**THE REQUEST**
Set down each line of the material that follows, exactly, with no pictures.

══ RECORDS SUPPLIED ══

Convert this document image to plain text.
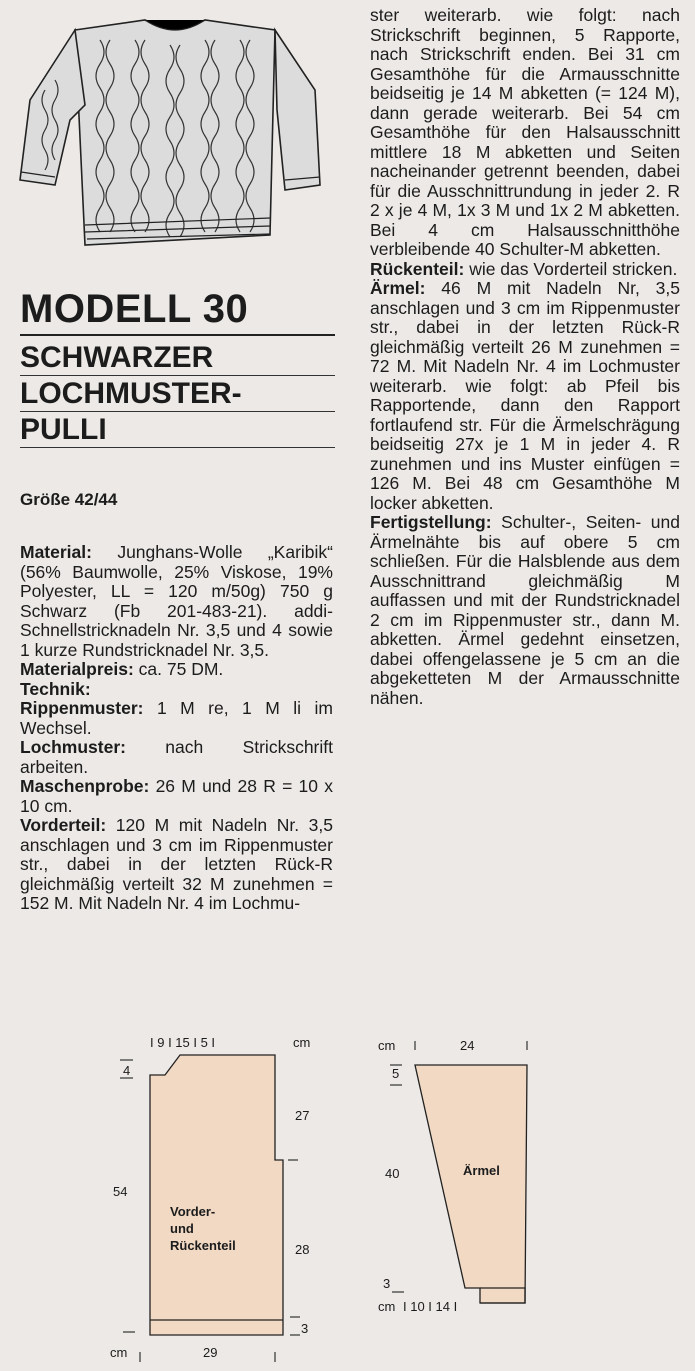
MODELL 30
SCHWARZER
LOCHMUSTER-
PULLI
Größe 42/44

Material: Junghans-Wolle „Karibik“ (56% Baumwolle, 25% Viskose, 19% Polyester, LL = 120 m/50g) 750 g Schwarz (Fb 201-483-21). addi-Schnellstricknadeln Nr. 3,5 und 4 sowie 1 kurze Rundstricknadel Nr. 3,5.

Materialpreis: ca. 75 DM.

Technik:

Rippenmuster: 1 M re, 1 M li im Wechsel.

Lochmuster: nach Strickschrift arbeiten.

Maschenprobe: 26 M und 28 R = 10 x 10 cm.

Vorderteil: 120 M mit Nadeln Nr. 3,5 anschlagen und 3 cm im Rippenmuster str., dabei in der letzten Rück-R gleichmäßig verteilt 32 M zunehmen = 152 M. Mit Nadeln Nr. 4 im Lochmu-

ster weiterarb. wie folgt: nach Strickschrift beginnen, 5 Rapporte, nach Strickschrift enden. Bei 31 cm Gesamthöhe für die Armausschnitte beidseitig je 14 M abketten (= 124 M), dann gerade weiterarb. Bei 54 cm Gesamthöhe für den Halsausschnitt mittlere 18 M abketten und Seiten nacheinander getrennt beenden, dabei für die Ausschnittrundung in jeder 2. R 2 x je 4 M, 1x 3 M und 1x 2 M abketten. Bei 4 cm Halsausschnitthöhe verbleibende 40 Schulter-M abketten.

Rückenteil: wie das Vorderteil stricken.

Ärmel: 46 M mit Nadeln Nr, 3,5 anschlagen und 3 cm im Rippenmuster str., dabei in der letzten Rück-R gleichmäßig verteilt 26 M zunehmen = 72 M. Mit Nadeln Nr. 4 im Lochmuster weiterarb. wie folgt: ab Pfeil bis Rapportende, dann den Rapport fortlaufend str. Für die Ärmelschrägung beidseitig 27x je 1 M in jeder 4. R zunehmen und ins Muster einfügen = 126 M. Bei 48 cm Gesamthöhe M locker abketten.

Fertigstellung: Schulter-, Seiten- und Ärmelnähte bis auf obere 5 cm schließen. Für die Halsblende aus dem Ausschnittrand gleichmäßig M auffassen und mit der Rundstricknadel 2 cm im Rippenmuster str., dann M. abketten. Ärmel gedehnt einsetzen, dabei offengelassene je 5 cm an die abgeketteten M der Armausschnitte nähen.

I 9 I 15 I 5 I	cm
4
54
27
28
3
cm	29
Vorder-
und
Rückenteil
cm	24
5
40
3
cm I 10 I 14 I
Ärmel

═══

**WRITTEN REPLY**
Convert this document image to plain text.
MODELL 30
SCHWARZER
LOCHMUSTER-
PULLI
Größe 42/44

Material: Junghans-Wolle „Karibik“ (56% Baumwolle, 25% Viskose, 19% Polyester, LL = 120 m/50g) 750 g Schwarz (Fb 201-483-21). addi-Schnellstricknadeln Nr. 3,5 und 4 sowie 1 kurze Rundstricknadel Nr. 3,5.

Materialpreis: ca. 75 DM.

Technik:

Rippenmuster: 1 M re, 1 M li im Wechsel.

Lochmuster: nach Strickschrift arbeiten.

Maschenprobe: 26 M und 28 R = 10 x 10 cm.

Vorderteil: 120 M mit Nadeln Nr. 3,5 anschlagen und 3 cm im Rippenmuster str., dabei in der letzten Rück-R gleichmäßig verteilt 32 M zunehmen = 152 M. Mit Nadeln Nr. 4 im Lochmu-

ster weiterarb. wie folgt: nach Strickschrift beginnen, 5 Rapporte, nach Strickschrift enden. Bei 31 cm Gesamthöhe für die Armausschnitte beidseitig je 14 M abketten (= 124 M), dann gerade weiterarb. Bei 54 cm Gesamthöhe für den Halsausschnitt mittlere 18 M abketten und Seiten nacheinander getrennt beenden, dabei für die Ausschnittrundung in jeder 2. R 2 x je 4 M, 1x 3 M und 1x 2 M abketten. Bei 4 cm Halsausschnitthöhe verbleibende 40 Schulter-M abketten.

Rückenteil: wie das Vorderteil stricken.

Ärmel: 46 M mit Nadeln Nr, 3,5 anschlagen und 3 cm im Rippenmuster str., dabei in der letzten Rück-R gleichmäßig verteilt 26 M zunehmen = 72 M. Mit Nadeln Nr. 4 im Lochmuster weiterarb. wie folgt: ab Pfeil bis Rapportende, dann den Rapport fortlaufend str. Für die Ärmelschrägung beidseitig 27x je 1 M in jeder 4. R zunehmen und ins Muster einfügen = 126 M. Bei 48 cm Gesamthöhe M locker abketten.

Fertigstellung: Schulter-, Seiten- und Ärmelnähte bis auf obere 5 cm schließen. Für die Halsblende aus dem Ausschnittrand gleichmäßig M auffassen und mit der Rundstricknadel 2 cm im Rippenmuster str., dann M. abketten. Ärmel gedehnt einsetzen, dabei offengelassene je 5 cm an die abgeketteten M der Armausschnitte nähen.

I 9 I 15 I 5 I	cm
4
54
27
28
3
cm	29
Vorder-
und
Rückenteil
cm	24
5
40
3
cm I 10 I 14 I
Ärmel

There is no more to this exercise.